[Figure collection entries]
....

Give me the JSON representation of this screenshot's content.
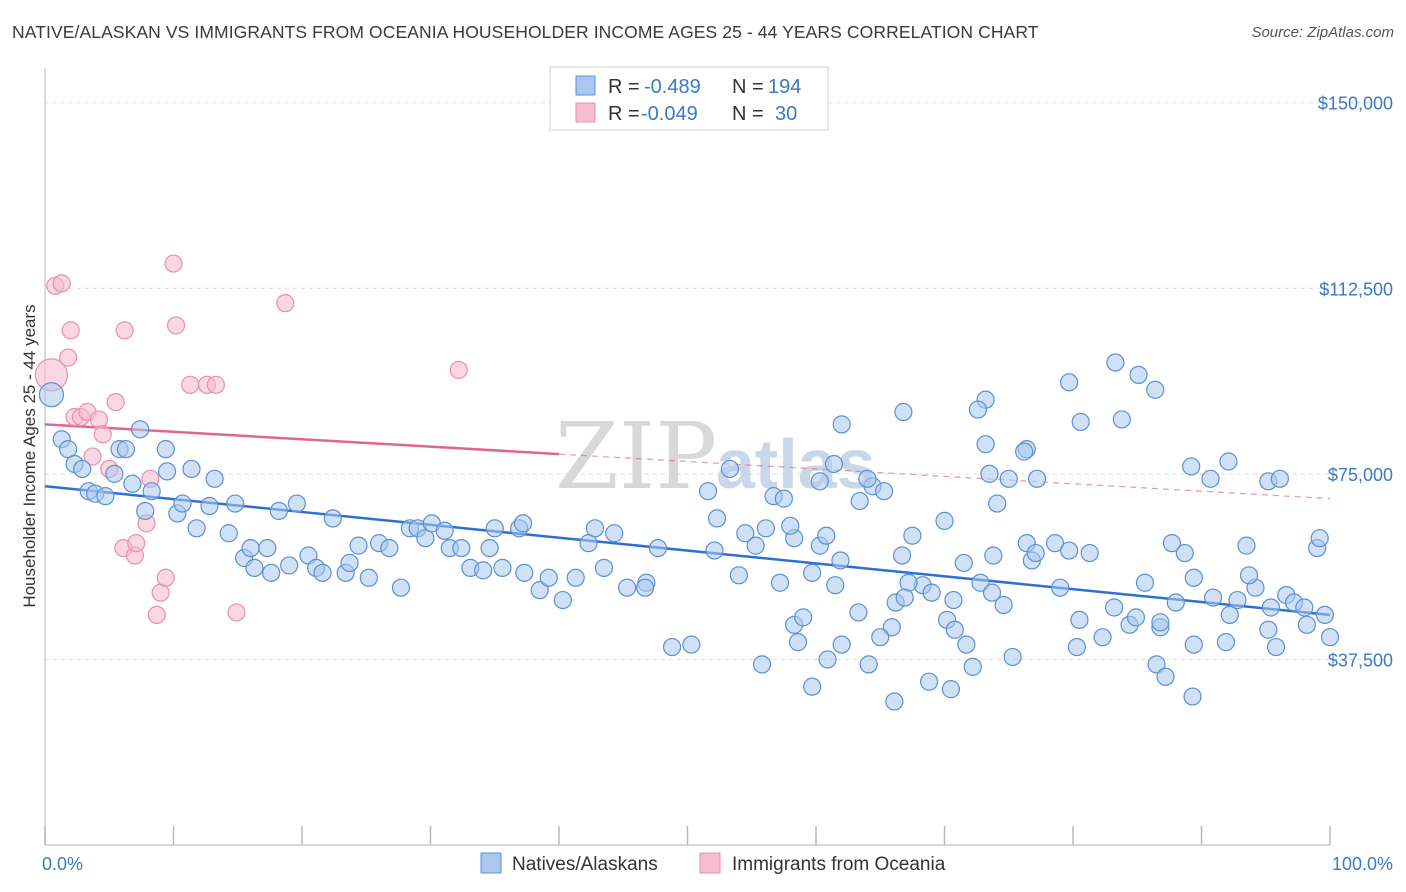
{
  "title": "NATIVE/ALASKAN VS IMMIGRANTS FROM OCEANIA HOUSEHOLDER INCOME AGES 25 - 44 YEARS CORRELATION CHART",
  "source": "Source: ZipAtlas.com",
  "watermark": {
    "zip": "ZIP",
    "atlas": "atlas"
  },
  "colors": {
    "blue_fill": "#aac8ef",
    "blue_stroke": "#5b90d6",
    "blue_line": "#2f6fd0",
    "pink_fill": "#f7bdd0",
    "pink_stroke": "#e890ad",
    "pink_line": "#e0668f",
    "grid": "#dcdcdc",
    "tick_text": "#3b78c6"
  },
  "legend": {
    "rows": [
      {
        "r_label": "R =",
        "r_value": "-0.489",
        "n_label": "N =",
        "n_value": "194"
      },
      {
        "r_label": "R =",
        "r_value": "-0.049",
        "n_label": "N =",
        "n_value": "30"
      }
    ]
  },
  "bottom_legend": {
    "series1": "Natives/Alaskans",
    "series2": "Immigrants from Oceania"
  },
  "chart_data": {
    "type": "scatter",
    "xlabel": "",
    "ylabel": "Householder Income Ages 25 - 44 years",
    "xlim": [
      0,
      100
    ],
    "ylim": [
      0,
      155000
    ],
    "x_tick_labels": [
      "0.0%",
      "100.0%"
    ],
    "y_ticks": [
      37500,
      75000,
      112500,
      150000
    ],
    "y_tick_labels": [
      "$37,500",
      "$75,000",
      "$112,500",
      "$150,000"
    ],
    "series": [
      {
        "name": "Natives/Alaskans",
        "trend": {
          "x": [
            0,
            100
          ],
          "y": [
            72500,
            46500
          ]
        },
        "points": [
          [
            0.5,
            91000
          ],
          [
            1.3,
            82000
          ],
          [
            1.8,
            80000
          ],
          [
            2.3,
            77000
          ],
          [
            2.9,
            76000
          ],
          [
            3.4,
            71500
          ],
          [
            3.9,
            71000
          ],
          [
            4.7,
            70500
          ],
          [
            5.4,
            75000
          ],
          [
            5.8,
            80000
          ],
          [
            6.3,
            80000
          ],
          [
            6.8,
            73000
          ],
          [
            7.4,
            84000
          ],
          [
            7.8,
            67500
          ],
          [
            8.3,
            71500
          ],
          [
            9.4,
            80000
          ],
          [
            9.5,
            75500
          ],
          [
            10.3,
            67000
          ],
          [
            10.7,
            69000
          ],
          [
            11.4,
            76000
          ],
          [
            11.8,
            64000
          ],
          [
            12.8,
            68500
          ],
          [
            13.2,
            74000
          ],
          [
            14.3,
            63000
          ],
          [
            14.8,
            69000
          ],
          [
            15.5,
            58000
          ],
          [
            16.0,
            60000
          ],
          [
            16.3,
            56000
          ],
          [
            17.3,
            60000
          ],
          [
            17.6,
            55000
          ],
          [
            18.2,
            67500
          ],
          [
            19.0,
            56500
          ],
          [
            19.6,
            69000
          ],
          [
            20.5,
            58500
          ],
          [
            21.1,
            56000
          ],
          [
            21.6,
            55000
          ],
          [
            22.4,
            66000
          ],
          [
            23.4,
            55000
          ],
          [
            23.7,
            57000
          ],
          [
            24.4,
            60500
          ],
          [
            25.2,
            54000
          ],
          [
            26.0,
            61000
          ],
          [
            26.8,
            60000
          ],
          [
            27.7,
            52000
          ],
          [
            28.4,
            64000
          ],
          [
            29.0,
            64000
          ],
          [
            29.6,
            62000
          ],
          [
            30.1,
            65000
          ],
          [
            31.1,
            63500
          ],
          [
            31.5,
            60000
          ],
          [
            32.4,
            60000
          ],
          [
            33.1,
            56000
          ],
          [
            34.1,
            55500
          ],
          [
            34.6,
            60000
          ],
          [
            35.0,
            64000
          ],
          [
            35.6,
            56000
          ],
          [
            37.3,
            55000
          ],
          [
            36.9,
            64000
          ],
          [
            37.2,
            65000
          ],
          [
            38.5,
            51500
          ],
          [
            39.2,
            54000
          ],
          [
            40.3,
            49500
          ],
          [
            41.3,
            54000
          ],
          [
            42.3,
            61000
          ],
          [
            42.8,
            64000
          ],
          [
            43.5,
            56000
          ],
          [
            44.3,
            63000
          ],
          [
            45.3,
            52000
          ],
          [
            46.8,
            53000
          ],
          [
            46.7,
            52000
          ],
          [
            47.7,
            60000
          ],
          [
            48.8,
            40000
          ],
          [
            50.3,
            40500
          ],
          [
            51.6,
            71500
          ],
          [
            52.3,
            66000
          ],
          [
            52.1,
            59500
          ],
          [
            53.3,
            76000
          ],
          [
            54.5,
            63000
          ],
          [
            54.0,
            54500
          ],
          [
            55.8,
            36500
          ],
          [
            55.3,
            60500
          ],
          [
            56.1,
            64000
          ],
          [
            57.2,
            53000
          ],
          [
            56.7,
            70500
          ],
          [
            58.3,
            62000
          ],
          [
            58.3,
            44500
          ],
          [
            59.0,
            46000
          ],
          [
            57.5,
            70000
          ],
          [
            60.3,
            60500
          ],
          [
            60.9,
            37500
          ],
          [
            61.9,
            57500
          ],
          [
            60.8,
            62500
          ],
          [
            63.4,
            69500
          ],
          [
            64.4,
            72500
          ],
          [
            65.3,
            71500
          ],
          [
            66.2,
            49000
          ],
          [
            67.5,
            62500
          ],
          [
            66.7,
            58500
          ],
          [
            68.3,
            52500
          ],
          [
            70.2,
            45500
          ],
          [
            70.0,
            65500
          ],
          [
            70.8,
            43500
          ],
          [
            71.5,
            57000
          ],
          [
            72.8,
            53000
          ],
          [
            73.8,
            58500
          ],
          [
            74.6,
            48500
          ],
          [
            73.7,
            51000
          ],
          [
            74.1,
            69000
          ],
          [
            75.3,
            38000
          ],
          [
            76.4,
            61000
          ],
          [
            76.8,
            57500
          ],
          [
            77.1,
            59000
          ],
          [
            78.6,
            61000
          ],
          [
            79.0,
            52000
          ],
          [
            79.7,
            59500
          ],
          [
            80.3,
            40000
          ],
          [
            80.5,
            45500
          ],
          [
            81.3,
            59000
          ],
          [
            82.3,
            42000
          ],
          [
            83.2,
            48000
          ],
          [
            84.4,
            44500
          ],
          [
            84.9,
            46000
          ],
          [
            86.5,
            36500
          ],
          [
            86.8,
            44000
          ],
          [
            87.2,
            34000
          ],
          [
            87.7,
            61000
          ],
          [
            88.7,
            59000
          ],
          [
            89.3,
            30000
          ],
          [
            89.4,
            40500
          ],
          [
            90.9,
            50000
          ],
          [
            91.9,
            41000
          ],
          [
            92.2,
            46500
          ],
          [
            93.5,
            60500
          ],
          [
            94.2,
            52000
          ],
          [
            95.2,
            43500
          ],
          [
            95.8,
            40000
          ],
          [
            96.6,
            50500
          ],
          [
            97.2,
            49000
          ],
          [
            98.2,
            44500
          ],
          [
            98.0,
            48000
          ],
          [
            99.0,
            60000
          ],
          [
            99.2,
            62000
          ],
          [
            99.6,
            46500
          ],
          [
            100.0,
            42000
          ],
          [
            62.0,
            85000
          ],
          [
            66.8,
            87500
          ],
          [
            73.2,
            90000
          ],
          [
            73.2,
            81000
          ],
          [
            72.6,
            88000
          ],
          [
            75.0,
            74000
          ],
          [
            76.4,
            80000
          ],
          [
            77.2,
            74000
          ],
          [
            76.2,
            79500
          ],
          [
            79.7,
            93500
          ],
          [
            80.6,
            85500
          ],
          [
            83.3,
            97500
          ],
          [
            83.8,
            86000
          ],
          [
            85.1,
            95000
          ],
          [
            86.4,
            92000
          ],
          [
            89.2,
            76500
          ],
          [
            90.7,
            74000
          ],
          [
            92.1,
            77500
          ],
          [
            95.2,
            73500
          ],
          [
            96.1,
            74000
          ],
          [
            89.4,
            54000
          ],
          [
            93.7,
            54500
          ],
          [
            85.6,
            53000
          ],
          [
            92.8,
            49500
          ],
          [
            86.8,
            45000
          ],
          [
            95.4,
            48000
          ],
          [
            88.0,
            49000
          ],
          [
            64.0,
            74000
          ],
          [
            73.5,
            75000
          ],
          [
            60.3,
            73500
          ],
          [
            61.4,
            77000
          ],
          [
            58.0,
            64500
          ],
          [
            59.7,
            55000
          ],
          [
            58.6,
            41000
          ],
          [
            59.7,
            32000
          ],
          [
            64.1,
            36500
          ],
          [
            66.1,
            29000
          ],
          [
            68.8,
            33000
          ],
          [
            70.5,
            31500
          ],
          [
            72.2,
            36000
          ],
          [
            65.9,
            44000
          ],
          [
            70.7,
            49500
          ],
          [
            71.7,
            40500
          ],
          [
            65.0,
            42000
          ],
          [
            62.0,
            40500
          ],
          [
            69.0,
            51000
          ],
          [
            67.2,
            53000
          ],
          [
            63.3,
            47000
          ],
          [
            61.5,
            52500
          ],
          [
            66.9,
            50000
          ]
        ]
      },
      {
        "name": "Immigrants from Oceania",
        "trend": {
          "x": [
            0,
            40
          ],
          "y": [
            85000,
            79000
          ],
          "dashed_to": [
            100,
            70000
          ]
        },
        "points": [
          [
            0.5,
            95000
          ],
          [
            0.8,
            113000
          ],
          [
            1.3,
            113500
          ],
          [
            1.8,
            98500
          ],
          [
            2.0,
            104000
          ],
          [
            2.3,
            86500
          ],
          [
            2.8,
            86500
          ],
          [
            3.3,
            87500
          ],
          [
            3.7,
            78500
          ],
          [
            4.2,
            86000
          ],
          [
            4.5,
            83000
          ],
          [
            5.0,
            76000
          ],
          [
            5.5,
            89500
          ],
          [
            6.1,
            60000
          ],
          [
            6.2,
            104000
          ],
          [
            7.0,
            58500
          ],
          [
            7.1,
            61000
          ],
          [
            7.9,
            65000
          ],
          [
            8.2,
            74000
          ],
          [
            8.7,
            46500
          ],
          [
            9.0,
            51000
          ],
          [
            9.4,
            54000
          ],
          [
            10.0,
            117500
          ],
          [
            10.2,
            105000
          ],
          [
            11.3,
            93000
          ],
          [
            12.6,
            93000
          ],
          [
            13.3,
            93000
          ],
          [
            14.9,
            47000
          ],
          [
            18.7,
            109500
          ],
          [
            32.2,
            96000
          ]
        ]
      }
    ]
  }
}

....

WHAT YOU WILL DO.
Check each line of these records for the string "Natives" and state only how many lines have it.

EXPECTED ANSWER.
2